**EXERCISE:**
Retype everything from the line containing "Where is each" down to the line containing "data-point [337, 256, 353, 272]", including both of those lines.

[Element boundary records]
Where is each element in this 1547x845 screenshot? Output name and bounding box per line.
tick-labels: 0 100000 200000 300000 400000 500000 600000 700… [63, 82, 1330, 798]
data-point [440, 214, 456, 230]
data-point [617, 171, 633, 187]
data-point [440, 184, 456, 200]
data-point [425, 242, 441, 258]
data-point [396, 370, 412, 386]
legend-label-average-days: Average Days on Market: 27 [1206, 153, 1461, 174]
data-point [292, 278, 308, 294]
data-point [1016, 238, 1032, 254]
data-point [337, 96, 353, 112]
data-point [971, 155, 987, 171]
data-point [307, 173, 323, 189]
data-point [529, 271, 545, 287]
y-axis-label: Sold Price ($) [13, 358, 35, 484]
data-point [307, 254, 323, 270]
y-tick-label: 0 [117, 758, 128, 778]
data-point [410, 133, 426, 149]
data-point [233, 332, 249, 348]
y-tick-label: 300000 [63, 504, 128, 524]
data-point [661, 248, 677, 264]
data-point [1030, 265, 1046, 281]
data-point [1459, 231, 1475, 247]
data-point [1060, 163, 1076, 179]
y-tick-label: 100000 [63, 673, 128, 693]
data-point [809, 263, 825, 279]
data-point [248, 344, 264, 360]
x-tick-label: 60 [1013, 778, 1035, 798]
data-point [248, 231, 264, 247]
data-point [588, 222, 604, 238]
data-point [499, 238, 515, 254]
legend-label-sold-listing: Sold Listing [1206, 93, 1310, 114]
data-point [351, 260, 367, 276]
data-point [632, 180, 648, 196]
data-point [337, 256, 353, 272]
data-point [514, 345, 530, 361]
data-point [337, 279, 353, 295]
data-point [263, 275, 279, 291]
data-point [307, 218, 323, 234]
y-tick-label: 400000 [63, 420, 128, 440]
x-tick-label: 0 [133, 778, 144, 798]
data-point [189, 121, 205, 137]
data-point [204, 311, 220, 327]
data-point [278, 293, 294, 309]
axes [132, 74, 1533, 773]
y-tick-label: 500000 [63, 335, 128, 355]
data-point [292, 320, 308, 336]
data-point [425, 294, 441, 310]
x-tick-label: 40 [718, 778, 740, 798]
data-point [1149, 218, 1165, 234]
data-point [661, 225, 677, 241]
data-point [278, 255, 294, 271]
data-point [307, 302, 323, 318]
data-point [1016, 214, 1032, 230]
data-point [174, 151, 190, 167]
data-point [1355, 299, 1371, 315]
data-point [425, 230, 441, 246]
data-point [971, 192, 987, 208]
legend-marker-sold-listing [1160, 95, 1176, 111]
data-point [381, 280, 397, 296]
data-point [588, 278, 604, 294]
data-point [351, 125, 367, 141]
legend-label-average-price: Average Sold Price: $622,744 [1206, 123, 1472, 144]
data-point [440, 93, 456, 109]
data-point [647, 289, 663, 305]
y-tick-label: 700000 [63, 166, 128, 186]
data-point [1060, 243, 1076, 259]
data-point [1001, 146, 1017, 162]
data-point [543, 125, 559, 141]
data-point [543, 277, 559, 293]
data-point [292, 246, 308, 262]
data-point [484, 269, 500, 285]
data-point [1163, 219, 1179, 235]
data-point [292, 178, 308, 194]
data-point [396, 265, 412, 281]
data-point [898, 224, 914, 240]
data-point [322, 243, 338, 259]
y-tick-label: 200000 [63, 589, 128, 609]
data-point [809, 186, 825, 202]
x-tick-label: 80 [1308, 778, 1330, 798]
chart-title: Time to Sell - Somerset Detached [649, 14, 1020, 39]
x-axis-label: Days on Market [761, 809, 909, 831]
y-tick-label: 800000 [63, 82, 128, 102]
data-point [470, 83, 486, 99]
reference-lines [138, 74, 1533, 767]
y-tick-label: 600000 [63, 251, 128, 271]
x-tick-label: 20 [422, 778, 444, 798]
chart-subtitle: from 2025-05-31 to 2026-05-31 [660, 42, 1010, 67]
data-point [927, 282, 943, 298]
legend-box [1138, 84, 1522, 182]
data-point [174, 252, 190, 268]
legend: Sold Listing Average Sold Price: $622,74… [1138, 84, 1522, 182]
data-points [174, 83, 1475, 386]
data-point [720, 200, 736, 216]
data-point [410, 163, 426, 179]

...

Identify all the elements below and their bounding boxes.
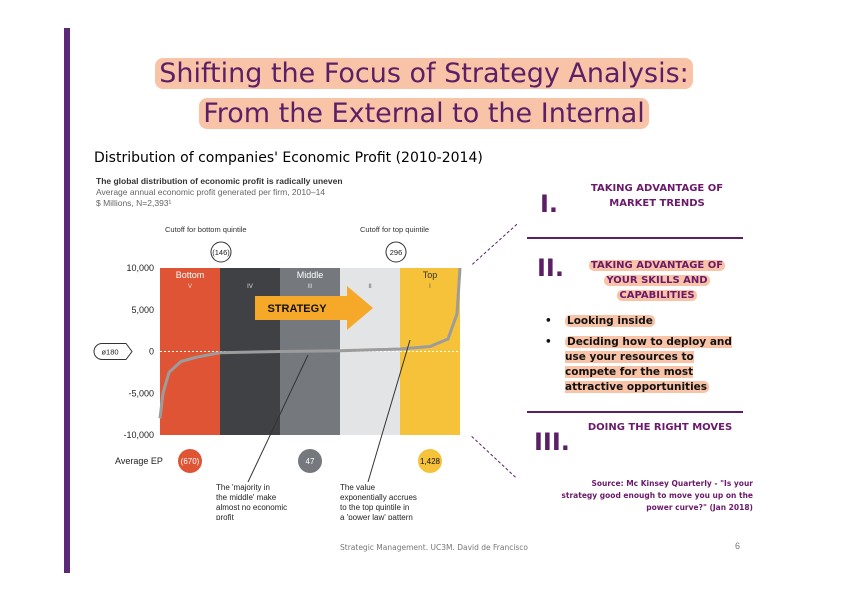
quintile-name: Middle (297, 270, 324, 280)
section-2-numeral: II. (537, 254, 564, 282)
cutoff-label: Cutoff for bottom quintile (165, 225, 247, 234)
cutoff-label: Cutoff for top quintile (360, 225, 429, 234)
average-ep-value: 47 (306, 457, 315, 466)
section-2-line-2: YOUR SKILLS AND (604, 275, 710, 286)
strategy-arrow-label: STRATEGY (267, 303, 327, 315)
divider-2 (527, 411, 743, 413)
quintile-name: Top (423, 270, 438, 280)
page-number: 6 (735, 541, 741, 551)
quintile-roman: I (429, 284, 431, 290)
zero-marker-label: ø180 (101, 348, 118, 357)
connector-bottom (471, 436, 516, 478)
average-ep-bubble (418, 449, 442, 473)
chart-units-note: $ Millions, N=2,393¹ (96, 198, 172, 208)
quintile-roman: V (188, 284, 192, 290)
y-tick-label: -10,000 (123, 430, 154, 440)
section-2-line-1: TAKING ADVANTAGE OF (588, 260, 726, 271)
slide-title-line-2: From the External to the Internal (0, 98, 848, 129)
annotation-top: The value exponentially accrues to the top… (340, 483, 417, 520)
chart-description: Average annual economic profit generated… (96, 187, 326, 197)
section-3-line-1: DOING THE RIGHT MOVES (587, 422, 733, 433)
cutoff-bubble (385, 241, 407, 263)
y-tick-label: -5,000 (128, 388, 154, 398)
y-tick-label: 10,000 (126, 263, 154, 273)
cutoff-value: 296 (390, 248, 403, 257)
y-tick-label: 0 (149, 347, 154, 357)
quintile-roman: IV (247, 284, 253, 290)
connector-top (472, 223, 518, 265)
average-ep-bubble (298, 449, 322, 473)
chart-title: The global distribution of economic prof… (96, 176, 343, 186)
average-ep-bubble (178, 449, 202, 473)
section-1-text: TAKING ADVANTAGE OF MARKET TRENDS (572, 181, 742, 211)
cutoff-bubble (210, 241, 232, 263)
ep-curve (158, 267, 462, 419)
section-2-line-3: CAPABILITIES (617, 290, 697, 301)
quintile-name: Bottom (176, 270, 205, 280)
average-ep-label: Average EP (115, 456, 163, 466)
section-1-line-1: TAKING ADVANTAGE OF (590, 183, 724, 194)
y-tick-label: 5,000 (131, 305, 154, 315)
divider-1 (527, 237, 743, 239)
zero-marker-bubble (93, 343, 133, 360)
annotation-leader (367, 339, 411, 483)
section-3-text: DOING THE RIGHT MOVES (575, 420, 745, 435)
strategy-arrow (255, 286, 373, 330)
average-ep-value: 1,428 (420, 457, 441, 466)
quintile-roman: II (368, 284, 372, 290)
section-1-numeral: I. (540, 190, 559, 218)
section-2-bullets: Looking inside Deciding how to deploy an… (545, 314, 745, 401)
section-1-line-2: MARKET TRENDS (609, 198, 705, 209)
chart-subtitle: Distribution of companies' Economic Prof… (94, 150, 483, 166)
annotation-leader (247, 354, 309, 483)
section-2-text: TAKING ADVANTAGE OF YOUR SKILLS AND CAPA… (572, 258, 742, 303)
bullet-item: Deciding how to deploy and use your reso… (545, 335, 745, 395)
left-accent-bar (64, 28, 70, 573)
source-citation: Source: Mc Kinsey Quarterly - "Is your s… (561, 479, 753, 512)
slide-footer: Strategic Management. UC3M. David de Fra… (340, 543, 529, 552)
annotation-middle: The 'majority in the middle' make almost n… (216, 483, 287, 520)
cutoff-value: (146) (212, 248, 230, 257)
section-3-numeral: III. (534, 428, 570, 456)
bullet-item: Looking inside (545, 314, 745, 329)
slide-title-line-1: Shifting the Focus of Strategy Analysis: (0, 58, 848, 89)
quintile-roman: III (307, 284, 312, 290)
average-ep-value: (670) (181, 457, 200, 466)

**FULL RESPONSE:**
Where is each element in this 1547x845 screenshot? Output name and bounding box per line.
tick-labels: 0 100000 200000 300000 400000 500000 600000 700… [63, 82, 1330, 798]
data-point [440, 214, 456, 230]
data-point [617, 171, 633, 187]
data-point [440, 184, 456, 200]
data-point [425, 242, 441, 258]
data-point [396, 370, 412, 386]
legend-label-average-days: Average Days on Market: 27 [1206, 153, 1461, 174]
data-point [292, 278, 308, 294]
data-point [1016, 238, 1032, 254]
data-point [337, 96, 353, 112]
data-point [971, 155, 987, 171]
data-point [307, 173, 323, 189]
data-point [529, 271, 545, 287]
y-axis-label: Sold Price ($) [13, 358, 35, 484]
data-point [307, 254, 323, 270]
y-tick-label: 0 [117, 758, 128, 778]
data-point [410, 133, 426, 149]
data-point [233, 332, 249, 348]
y-tick-label: 300000 [63, 504, 128, 524]
data-point [661, 248, 677, 264]
data-point [1030, 265, 1046, 281]
data-point [1459, 231, 1475, 247]
data-point [1060, 163, 1076, 179]
y-tick-label: 100000 [63, 673, 128, 693]
data-point [809, 263, 825, 279]
data-point [248, 344, 264, 360]
x-tick-label: 60 [1013, 778, 1035, 798]
data-point [248, 231, 264, 247]
data-point [588, 222, 604, 238]
data-point [499, 238, 515, 254]
legend-label-sold-listing: Sold Listing [1206, 93, 1310, 114]
data-point [351, 260, 367, 276]
data-point [632, 180, 648, 196]
data-point [337, 256, 353, 272]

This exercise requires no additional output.